_Working data_

-=-=-

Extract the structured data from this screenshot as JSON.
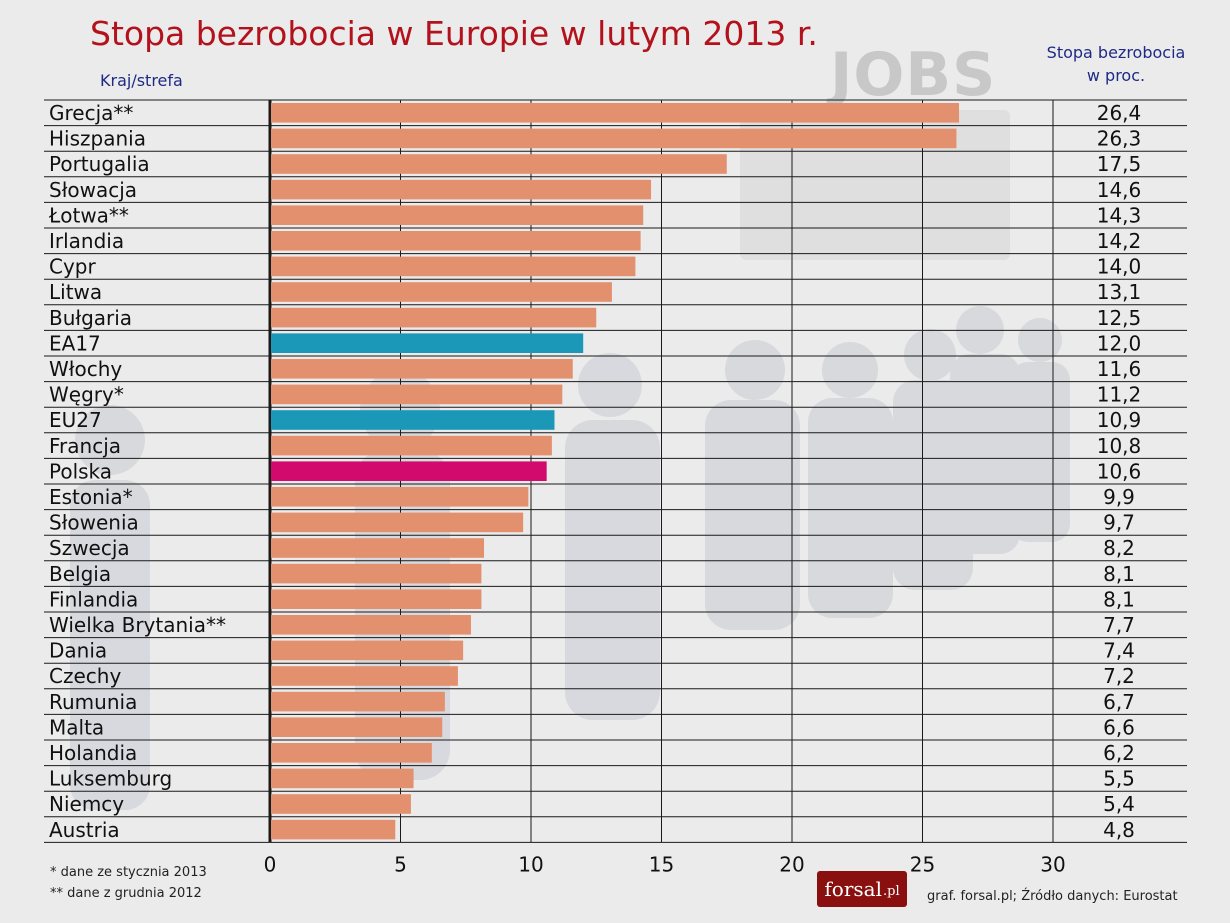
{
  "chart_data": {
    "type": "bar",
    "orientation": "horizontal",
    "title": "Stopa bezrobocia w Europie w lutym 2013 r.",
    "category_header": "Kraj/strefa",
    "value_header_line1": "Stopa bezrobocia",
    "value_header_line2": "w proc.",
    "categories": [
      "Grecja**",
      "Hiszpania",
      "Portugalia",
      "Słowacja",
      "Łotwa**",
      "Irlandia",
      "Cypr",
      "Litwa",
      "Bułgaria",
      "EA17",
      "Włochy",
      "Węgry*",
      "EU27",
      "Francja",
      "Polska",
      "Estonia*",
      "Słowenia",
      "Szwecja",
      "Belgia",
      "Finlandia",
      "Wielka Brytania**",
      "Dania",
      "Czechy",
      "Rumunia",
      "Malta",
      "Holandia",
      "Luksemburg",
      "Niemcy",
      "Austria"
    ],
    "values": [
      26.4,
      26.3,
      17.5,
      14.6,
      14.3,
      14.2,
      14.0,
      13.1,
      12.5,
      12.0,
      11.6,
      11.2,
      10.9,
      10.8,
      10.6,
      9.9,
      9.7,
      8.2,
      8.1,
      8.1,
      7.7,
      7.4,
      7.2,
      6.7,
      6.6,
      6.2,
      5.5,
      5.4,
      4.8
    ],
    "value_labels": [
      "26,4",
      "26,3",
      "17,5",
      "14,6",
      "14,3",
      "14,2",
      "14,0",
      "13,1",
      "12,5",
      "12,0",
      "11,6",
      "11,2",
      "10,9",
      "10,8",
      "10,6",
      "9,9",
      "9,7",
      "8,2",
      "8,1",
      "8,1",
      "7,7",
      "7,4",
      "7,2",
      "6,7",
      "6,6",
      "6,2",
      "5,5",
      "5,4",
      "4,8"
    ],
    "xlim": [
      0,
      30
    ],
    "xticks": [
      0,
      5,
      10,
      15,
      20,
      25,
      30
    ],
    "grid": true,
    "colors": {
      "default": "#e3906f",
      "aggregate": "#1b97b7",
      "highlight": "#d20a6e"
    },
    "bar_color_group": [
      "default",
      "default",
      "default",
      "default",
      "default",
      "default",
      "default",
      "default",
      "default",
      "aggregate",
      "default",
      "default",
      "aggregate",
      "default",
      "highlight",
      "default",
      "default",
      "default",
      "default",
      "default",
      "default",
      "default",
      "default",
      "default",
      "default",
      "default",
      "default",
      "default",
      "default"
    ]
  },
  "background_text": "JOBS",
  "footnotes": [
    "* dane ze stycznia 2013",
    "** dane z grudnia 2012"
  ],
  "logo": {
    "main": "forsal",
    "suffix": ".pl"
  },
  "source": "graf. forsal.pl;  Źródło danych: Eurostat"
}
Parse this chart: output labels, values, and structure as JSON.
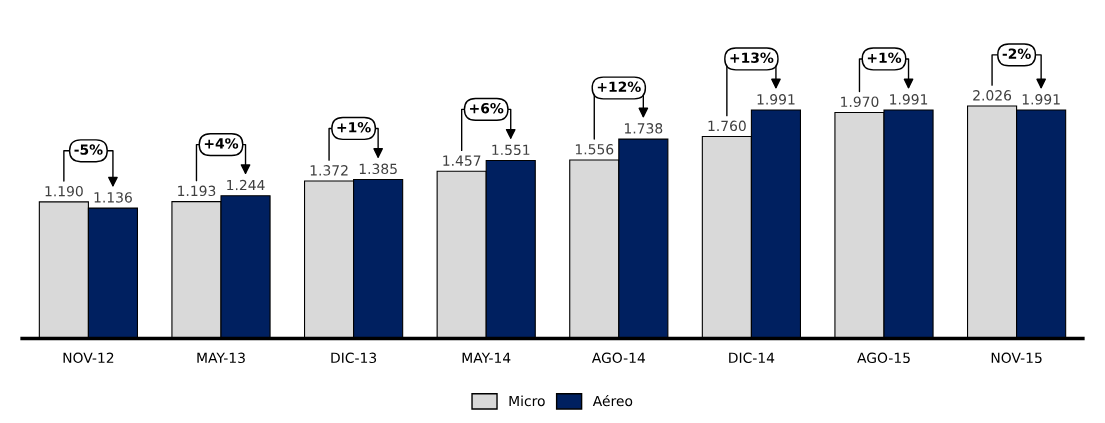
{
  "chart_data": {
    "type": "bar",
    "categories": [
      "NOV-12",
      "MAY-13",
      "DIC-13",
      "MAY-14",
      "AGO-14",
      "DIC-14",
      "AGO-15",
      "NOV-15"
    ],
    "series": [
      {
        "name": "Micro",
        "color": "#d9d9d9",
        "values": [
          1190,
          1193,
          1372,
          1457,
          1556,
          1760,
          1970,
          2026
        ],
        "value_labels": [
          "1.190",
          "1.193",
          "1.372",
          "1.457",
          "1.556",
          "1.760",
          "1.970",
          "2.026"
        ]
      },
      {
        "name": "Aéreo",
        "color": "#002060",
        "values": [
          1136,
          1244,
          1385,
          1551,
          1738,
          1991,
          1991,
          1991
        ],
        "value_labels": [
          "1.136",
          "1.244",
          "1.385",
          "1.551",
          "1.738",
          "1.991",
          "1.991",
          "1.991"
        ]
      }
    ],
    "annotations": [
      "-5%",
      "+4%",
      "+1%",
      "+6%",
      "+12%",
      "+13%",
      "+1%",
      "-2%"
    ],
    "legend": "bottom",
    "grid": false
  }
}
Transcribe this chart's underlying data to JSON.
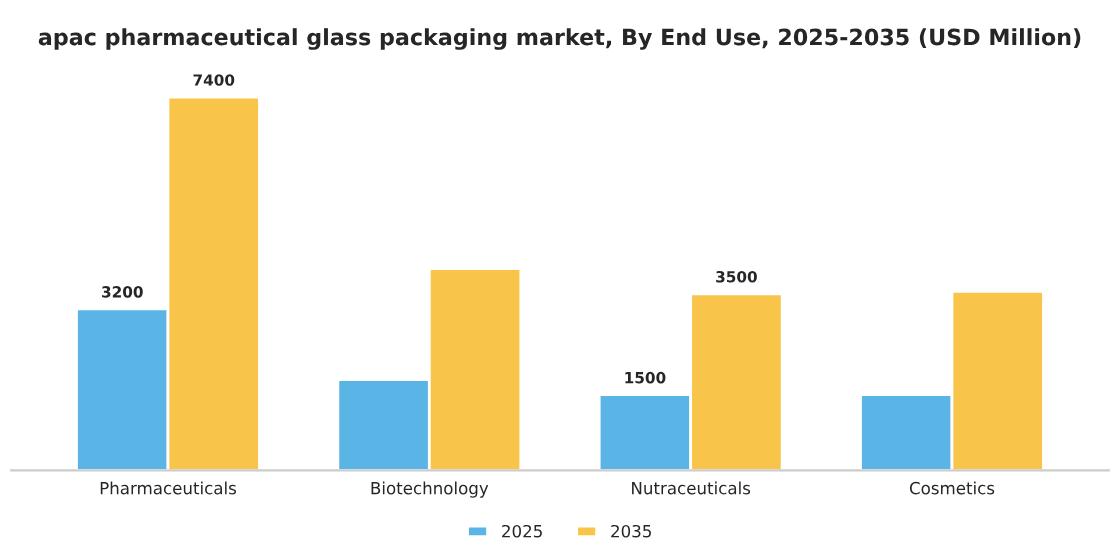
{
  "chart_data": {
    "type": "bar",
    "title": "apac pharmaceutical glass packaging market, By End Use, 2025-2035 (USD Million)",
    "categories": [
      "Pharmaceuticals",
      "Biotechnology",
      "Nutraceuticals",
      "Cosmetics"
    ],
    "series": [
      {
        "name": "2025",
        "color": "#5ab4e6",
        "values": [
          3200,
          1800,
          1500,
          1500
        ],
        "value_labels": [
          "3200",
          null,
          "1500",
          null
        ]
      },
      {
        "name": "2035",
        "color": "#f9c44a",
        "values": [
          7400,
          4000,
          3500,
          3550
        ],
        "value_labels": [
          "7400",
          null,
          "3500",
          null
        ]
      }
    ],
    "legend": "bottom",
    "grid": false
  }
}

-=-=-

_What you need to do_
Please repeat the entries exactly. Do not include the pictures.

_Answer to this problem_
Extract the structured data from this screenshot as JSON.
{
  "chart_data": {
    "type": "bar",
    "orientation": "horizontal",
    "title": "Stopa bezrobocia w Europie w lutym 2013 r.",
    "category_header": "Kraj/strefa",
    "value_header_line1": "Stopa bezrobocia",
    "value_header_line2": "w proc.",
    "categories": [
      "Grecja**",
      "Hiszpania",
      "Portugalia",
      "Słowacja",
      "Łotwa**",
      "Irlandia",
      "Cypr",
      "Litwa",
      "Bułgaria",
      "EA17",
      "Włochy",
      "Węgry*",
      "EU27",
      "Francja",
      "Polska",
      "Estonia*",
      "Słowenia",
      "Szwecja",
      "Belgia",
      "Finlandia",
      "Wielka Brytania**",
      "Dania",
      "Czechy",
      "Rumunia",
      "Malta",
      "Holandia",
      "Luksemburg",
      "Niemcy",
      "Austria"
    ],
    "values": [
      26.4,
      26.3,
      17.5,
      14.6,
      14.3,
      14.2,
      14.0,
      13.1,
      12.5,
      12.0,
      11.6,
      11.2,
      10.9,
      10.8,
      10.6,
      9.9,
      9.7,
      8.2,
      8.1,
      8.1,
      7.7,
      7.4,
      7.2,
      6.7,
      6.6,
      6.2,
      5.5,
      5.4,
      4.8
    ],
    "value_labels": [
      "26,4",
      "26,3",
      "17,5",
      "14,6",
      "14,3",
      "14,2",
      "14,0",
      "13,1",
      "12,5",
      "12,0",
      "11,6",
      "11,2",
      "10,9",
      "10,8",
      "10,6",
      "9,9",
      "9,7",
      "8,2",
      "8,1",
      "8,1",
      "7,7",
      "7,4",
      "7,2",
      "6,7",
      "6,6",
      "6,2",
      "5,5",
      "5,4",
      "4,8"
    ],
    "xlim": [
      0,
      30
    ],
    "xticks": [
      0,
      5,
      10,
      15,
      20,
      25,
      30
    ],
    "grid": true,
    "colors": {
      "default": "#e3906f",
      "aggregate": "#1b97b7",
      "highlight": "#d20a6e"
    },
    "bar_color_group": [
      "default",
      "default",
      "default",
      "default",
      "default",
      "default",
      "default",
      "default",
      "default",
      "aggregate",
      "default",
      "default",
      "aggregate",
      "default",
      "highlight",
      "default",
      "default",
      "default",
      "default",
      "default",
      "default",
      "default",
      "default",
      "default",
      "default",
      "default",
      "default",
      "default",
      "default"
    ]
  },
  "background_text": "JOBS",
  "footnotes": [
    "* dane ze stycznia 2013",
    "** dane z grudnia 2012"
  ],
  "logo": {
    "main": "forsal",
    "suffix": ".pl"
  },
  "source": "graf. forsal.pl;  Źródło danych: Eurostat"
}
Parse this chart: output labels, values, and structure as JSON.
{
  "chart_data": {
    "type": "bar",
    "categories": [
      "NOV-12",
      "MAY-13",
      "DIC-13",
      "MAY-14",
      "AGO-14",
      "DIC-14",
      "AGO-15",
      "NOV-15"
    ],
    "series": [
      {
        "name": "Micro",
        "color": "#d9d9d9",
        "values": [
          1190,
          1193,
          1372,
          1457,
          1556,
          1760,
          1970,
          2026
        ],
        "value_labels": [
          "1.190",
          "1.193",
          "1.372",
          "1.457",
          "1.556",
          "1.760",
          "1.970",
          "2.026"
        ]
      },
      {
        "name": "Aéreo",
        "color": "#002060",
        "values": [
          1136,
          1244,
          1385,
          1551,
          1738,
          1991,
          1991,
          1991
        ],
        "value_labels": [
          "1.136",
          "1.244",
          "1.385",
          "1.551",
          "1.738",
          "1.991",
          "1.991",
          "1.991"
        ]
      }
    ],
    "annotations": [
      "-5%",
      "+4%",
      "+1%",
      "+6%",
      "+12%",
      "+13%",
      "+1%",
      "-2%"
    ],
    "legend": "bottom",
    "grid": false
  }
}
Transcribe this chart's underlying data to JSON.
{
  "chart_data": {
    "type": "bar",
    "title": "apac pharmaceutical glass packaging market, By End Use, 2025-2035 (USD Million)",
    "categories": [
      "Pharmaceuticals",
      "Biotechnology",
      "Nutraceuticals",
      "Cosmetics"
    ],
    "series": [
      {
        "name": "2025",
        "color": "#5ab4e6",
        "values": [
          3200,
          1800,
          1500,
          1500
        ],
        "value_labels": [
          "3200",
          null,
          "1500",
          null
        ]
      },
      {
        "name": "2035",
        "color": "#f9c44a",
        "values": [
          7400,
          4000,
          3500,
          3550
        ],
        "value_labels": [
          "7400",
          null,
          "3500",
          null
        ]
      }
    ],
    "legend": "bottom",
    "grid": false
  }
}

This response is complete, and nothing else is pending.